OBJECTIVE:
Resume the description of the calibration input file, starting right after its last sentence.

Projname.prj is the project file name
Params.in is the parameters file name (described in section 18.?)
Observed.dat is the observed data file name (described below)
Maxn =maximum number of simulations
Kstop = stop if after the last x simulations no change greater than Pcto has occurred
Pcto = percent change in cost function that must occur for the simulation to continue
ngs = number of complexes in the initial population
Iseed = random number seed
Use_defaults = use internal default values for the values on the second line
= 0, use defaults
= 1, use values on second line
No. params = number of parameters to vary

And in line 2

npg = number of points in each complex (default is 2*(No. params)+1)
nps = number of points in a sub-complex (default is No. params +1)
nspl = number of evolution steps allowed for each complex before complex shuffling (default is npg)
mings = minimum number of complexes required, if the number of complexes is allowed to reduce as the optimization proceeds (default is ngs)
iniflg = flag on whether to include the initial point in population
= 0, not included (default)
= 1, included
iprint = flag for controlling print-out after each shuffling loop
= 0, print information on the best point of the population (default)
= 1, print information on every point of the population

Followed by one line for each calibration parameter:

Init_val is the initial value of the parameter
Low_val is the lowest possible value of the parameter
High_val is the highest possible value of the parameter.


An example file is shown below.

inf_calib1.prj						
params1.in						
observed.dat						
1000	5	1	4	2986	1	1
3	2	3	3	0	0	
0.5	0.010	2.0				

This calibration file for one parameter, allows up to 1000 simulations, and specifies that the best result must change by 1% or more in five simulations (kstop) to keep going. A random seed (Iseed) of 2986 is used to initialize the random number generator, and there are 4 complexes (ngs) in the initial population. The initial parameter value is 0.5 and the parameter will be allowed to vary between 0.01 and 2.0. Default values (generated from the number of complexes and number of parameters) will be used for the other control values.

DATA LISTING:
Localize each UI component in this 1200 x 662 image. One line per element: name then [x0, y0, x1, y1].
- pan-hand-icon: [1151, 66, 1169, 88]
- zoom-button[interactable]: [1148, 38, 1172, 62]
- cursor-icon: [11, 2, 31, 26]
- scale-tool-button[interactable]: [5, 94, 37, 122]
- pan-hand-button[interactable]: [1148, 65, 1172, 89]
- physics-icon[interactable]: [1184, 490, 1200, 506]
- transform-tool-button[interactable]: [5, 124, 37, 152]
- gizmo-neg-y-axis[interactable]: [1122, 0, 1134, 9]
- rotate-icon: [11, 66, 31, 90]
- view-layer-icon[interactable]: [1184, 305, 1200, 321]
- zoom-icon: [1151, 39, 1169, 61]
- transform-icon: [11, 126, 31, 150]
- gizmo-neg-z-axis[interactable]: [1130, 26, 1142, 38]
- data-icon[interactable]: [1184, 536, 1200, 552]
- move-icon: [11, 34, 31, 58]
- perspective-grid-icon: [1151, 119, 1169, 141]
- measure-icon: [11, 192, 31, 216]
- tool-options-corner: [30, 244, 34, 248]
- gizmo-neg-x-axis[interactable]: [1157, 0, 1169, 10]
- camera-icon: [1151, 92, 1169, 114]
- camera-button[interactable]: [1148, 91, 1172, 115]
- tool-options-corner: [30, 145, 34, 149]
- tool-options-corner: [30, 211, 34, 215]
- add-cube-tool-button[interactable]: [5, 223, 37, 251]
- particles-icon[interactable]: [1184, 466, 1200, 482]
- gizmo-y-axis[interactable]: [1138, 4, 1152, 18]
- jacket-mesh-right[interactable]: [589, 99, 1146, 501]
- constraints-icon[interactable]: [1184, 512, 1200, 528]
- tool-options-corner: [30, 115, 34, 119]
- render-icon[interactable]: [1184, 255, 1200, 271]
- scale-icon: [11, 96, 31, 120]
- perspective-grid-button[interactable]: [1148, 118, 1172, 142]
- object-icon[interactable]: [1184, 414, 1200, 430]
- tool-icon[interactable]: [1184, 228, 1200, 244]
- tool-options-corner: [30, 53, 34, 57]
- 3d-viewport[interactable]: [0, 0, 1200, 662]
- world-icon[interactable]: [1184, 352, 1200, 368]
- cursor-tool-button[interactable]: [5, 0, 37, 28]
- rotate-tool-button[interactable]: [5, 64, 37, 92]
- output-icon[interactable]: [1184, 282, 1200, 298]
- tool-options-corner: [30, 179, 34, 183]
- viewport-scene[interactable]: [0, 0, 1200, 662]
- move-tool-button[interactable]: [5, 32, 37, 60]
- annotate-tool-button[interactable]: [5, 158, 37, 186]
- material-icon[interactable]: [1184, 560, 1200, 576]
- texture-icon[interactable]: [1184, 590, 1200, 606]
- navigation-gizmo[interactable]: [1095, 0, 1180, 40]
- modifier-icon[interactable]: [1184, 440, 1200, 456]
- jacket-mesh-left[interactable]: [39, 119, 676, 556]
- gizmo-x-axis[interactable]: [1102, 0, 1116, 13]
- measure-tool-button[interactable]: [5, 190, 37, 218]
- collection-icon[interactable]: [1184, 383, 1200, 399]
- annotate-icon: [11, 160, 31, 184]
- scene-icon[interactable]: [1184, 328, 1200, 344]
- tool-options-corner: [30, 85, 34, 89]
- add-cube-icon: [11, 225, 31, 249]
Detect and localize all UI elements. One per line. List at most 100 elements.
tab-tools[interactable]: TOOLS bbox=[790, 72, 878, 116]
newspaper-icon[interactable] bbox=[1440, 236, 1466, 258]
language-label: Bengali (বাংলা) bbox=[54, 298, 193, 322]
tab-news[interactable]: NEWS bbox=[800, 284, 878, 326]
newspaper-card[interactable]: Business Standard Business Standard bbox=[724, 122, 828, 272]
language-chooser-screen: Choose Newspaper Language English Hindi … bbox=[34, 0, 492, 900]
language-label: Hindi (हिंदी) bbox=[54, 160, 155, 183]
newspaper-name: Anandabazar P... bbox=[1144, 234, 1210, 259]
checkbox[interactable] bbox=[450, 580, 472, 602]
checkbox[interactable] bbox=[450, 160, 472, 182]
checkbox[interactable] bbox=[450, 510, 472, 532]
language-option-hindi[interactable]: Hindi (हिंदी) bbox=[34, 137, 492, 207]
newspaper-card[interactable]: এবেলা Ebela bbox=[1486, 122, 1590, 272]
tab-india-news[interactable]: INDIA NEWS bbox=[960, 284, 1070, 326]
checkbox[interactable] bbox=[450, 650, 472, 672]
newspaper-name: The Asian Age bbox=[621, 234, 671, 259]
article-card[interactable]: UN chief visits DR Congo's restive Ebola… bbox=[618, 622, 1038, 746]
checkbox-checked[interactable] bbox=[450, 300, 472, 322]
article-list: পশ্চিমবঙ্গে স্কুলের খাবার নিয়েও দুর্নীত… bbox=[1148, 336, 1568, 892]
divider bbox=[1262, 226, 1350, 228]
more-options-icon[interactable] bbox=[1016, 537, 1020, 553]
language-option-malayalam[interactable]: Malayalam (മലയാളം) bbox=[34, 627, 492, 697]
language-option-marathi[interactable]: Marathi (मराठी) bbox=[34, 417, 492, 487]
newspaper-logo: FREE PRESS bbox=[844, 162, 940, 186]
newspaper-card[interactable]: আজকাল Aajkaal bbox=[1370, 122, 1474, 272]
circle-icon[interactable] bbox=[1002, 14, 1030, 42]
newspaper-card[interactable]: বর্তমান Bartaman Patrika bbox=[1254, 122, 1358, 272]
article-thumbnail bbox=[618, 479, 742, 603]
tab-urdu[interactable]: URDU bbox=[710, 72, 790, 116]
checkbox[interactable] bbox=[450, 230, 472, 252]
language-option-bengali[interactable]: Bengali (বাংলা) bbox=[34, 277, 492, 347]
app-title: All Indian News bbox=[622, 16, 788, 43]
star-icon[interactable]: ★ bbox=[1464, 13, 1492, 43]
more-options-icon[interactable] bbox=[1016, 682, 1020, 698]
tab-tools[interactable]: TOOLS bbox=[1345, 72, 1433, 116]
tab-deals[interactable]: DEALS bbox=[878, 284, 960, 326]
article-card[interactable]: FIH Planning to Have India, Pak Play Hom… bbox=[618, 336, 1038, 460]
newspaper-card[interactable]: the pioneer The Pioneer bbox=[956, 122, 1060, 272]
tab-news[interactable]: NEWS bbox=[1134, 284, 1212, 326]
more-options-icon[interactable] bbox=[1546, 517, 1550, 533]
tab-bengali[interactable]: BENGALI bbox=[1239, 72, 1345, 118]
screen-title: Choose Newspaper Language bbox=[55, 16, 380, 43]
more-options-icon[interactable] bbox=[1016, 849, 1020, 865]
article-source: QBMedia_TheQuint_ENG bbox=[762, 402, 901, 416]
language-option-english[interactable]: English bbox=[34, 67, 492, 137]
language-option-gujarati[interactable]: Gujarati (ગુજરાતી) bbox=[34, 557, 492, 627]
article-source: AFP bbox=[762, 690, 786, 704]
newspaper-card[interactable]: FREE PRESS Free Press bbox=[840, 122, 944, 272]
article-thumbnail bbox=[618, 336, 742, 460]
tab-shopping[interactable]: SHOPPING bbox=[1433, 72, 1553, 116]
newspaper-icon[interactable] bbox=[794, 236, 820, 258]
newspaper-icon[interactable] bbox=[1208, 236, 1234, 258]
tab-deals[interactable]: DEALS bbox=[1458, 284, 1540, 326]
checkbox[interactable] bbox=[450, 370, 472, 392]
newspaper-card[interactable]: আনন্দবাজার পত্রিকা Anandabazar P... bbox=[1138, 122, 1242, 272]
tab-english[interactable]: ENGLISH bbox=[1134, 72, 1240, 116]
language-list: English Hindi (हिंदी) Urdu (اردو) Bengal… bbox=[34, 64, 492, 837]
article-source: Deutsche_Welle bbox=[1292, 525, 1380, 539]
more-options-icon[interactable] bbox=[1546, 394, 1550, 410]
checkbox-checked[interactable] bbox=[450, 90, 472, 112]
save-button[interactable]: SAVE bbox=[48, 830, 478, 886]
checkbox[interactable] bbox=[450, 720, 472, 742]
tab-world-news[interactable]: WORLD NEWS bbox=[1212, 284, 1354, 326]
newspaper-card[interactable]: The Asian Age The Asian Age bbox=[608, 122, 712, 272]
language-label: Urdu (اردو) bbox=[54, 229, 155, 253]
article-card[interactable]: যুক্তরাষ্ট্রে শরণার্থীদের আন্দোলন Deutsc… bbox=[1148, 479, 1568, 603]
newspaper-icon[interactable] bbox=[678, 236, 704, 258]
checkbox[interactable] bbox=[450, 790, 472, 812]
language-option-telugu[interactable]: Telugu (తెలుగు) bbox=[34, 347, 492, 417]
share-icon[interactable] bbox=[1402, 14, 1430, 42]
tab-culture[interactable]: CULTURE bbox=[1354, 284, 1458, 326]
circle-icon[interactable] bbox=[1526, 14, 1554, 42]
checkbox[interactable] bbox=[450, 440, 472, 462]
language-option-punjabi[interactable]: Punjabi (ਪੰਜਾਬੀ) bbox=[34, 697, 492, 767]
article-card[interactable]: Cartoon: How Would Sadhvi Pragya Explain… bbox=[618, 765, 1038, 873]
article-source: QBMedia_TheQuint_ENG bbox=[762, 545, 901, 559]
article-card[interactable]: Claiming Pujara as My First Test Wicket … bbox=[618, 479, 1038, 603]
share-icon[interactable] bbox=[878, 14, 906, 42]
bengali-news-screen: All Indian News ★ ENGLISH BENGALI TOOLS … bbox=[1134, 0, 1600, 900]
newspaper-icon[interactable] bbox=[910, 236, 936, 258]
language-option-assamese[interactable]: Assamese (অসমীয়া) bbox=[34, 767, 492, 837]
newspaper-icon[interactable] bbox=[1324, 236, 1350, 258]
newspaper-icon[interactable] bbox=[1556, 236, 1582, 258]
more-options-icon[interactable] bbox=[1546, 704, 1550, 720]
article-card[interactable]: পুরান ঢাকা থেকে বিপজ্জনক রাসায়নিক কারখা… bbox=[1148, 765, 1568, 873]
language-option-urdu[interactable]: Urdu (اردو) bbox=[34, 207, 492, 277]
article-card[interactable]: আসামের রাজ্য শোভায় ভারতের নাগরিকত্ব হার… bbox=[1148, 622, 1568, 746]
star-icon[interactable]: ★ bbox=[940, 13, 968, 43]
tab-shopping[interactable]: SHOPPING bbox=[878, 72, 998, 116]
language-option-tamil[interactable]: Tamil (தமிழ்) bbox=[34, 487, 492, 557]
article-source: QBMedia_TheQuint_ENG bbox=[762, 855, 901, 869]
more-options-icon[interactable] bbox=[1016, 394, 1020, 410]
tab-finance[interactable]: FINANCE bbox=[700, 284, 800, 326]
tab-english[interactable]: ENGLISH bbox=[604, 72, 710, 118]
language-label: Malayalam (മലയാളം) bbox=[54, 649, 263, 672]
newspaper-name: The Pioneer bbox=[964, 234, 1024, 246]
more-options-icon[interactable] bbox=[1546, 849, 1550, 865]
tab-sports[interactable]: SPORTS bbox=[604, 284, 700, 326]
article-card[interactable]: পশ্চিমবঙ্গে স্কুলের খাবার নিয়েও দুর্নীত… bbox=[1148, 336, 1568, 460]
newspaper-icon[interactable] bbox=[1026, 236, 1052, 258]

RESPONSE TO THIS EXERCISE:
Observed Data File

The observed data file describes the peak discharge and discharge volume for each event, as well as a weighting for each peak and volume. Unless you use the QOUT_CFS flag, make sure that peak discharges are in m3s-1 and event volumes are m3. If you use the QOUT_CFS flag in your project file make sure that peak discharges are in ft3s-1 and event volumes are in ft3.

The following format is used:

[# of events]
[Event #1 Peak]  [Weight on Peak 1]  [Event #1 Volume]  [Weight on Vol 1]
[Event #2 Peak]	 [Weight on Peak 2]  [Event #2 Volume]  [Weight on Vol 2]
[Event #3 Peak]	 [Weight on Peak 3]  [Event #3 Volume]  [Weight on Vol 3]
…
[Event #N Peak]	 [Weight on Peak N]  [Event #N Volume]  [Weight on Vol N]


The events must correspond to the events in the precipitation file, and the volume calculations should end once the EVENT_MIN_Q flow rate (user specified in the project file) is reached in the observed data. The event start and end times can be found in the SUMMARY file. The weights can be any postive real number but for the easiest to interpret results all of the weights should add up to 1.0. If all the weights sum to one then the cost function results can be interpreted as the mean absolute error.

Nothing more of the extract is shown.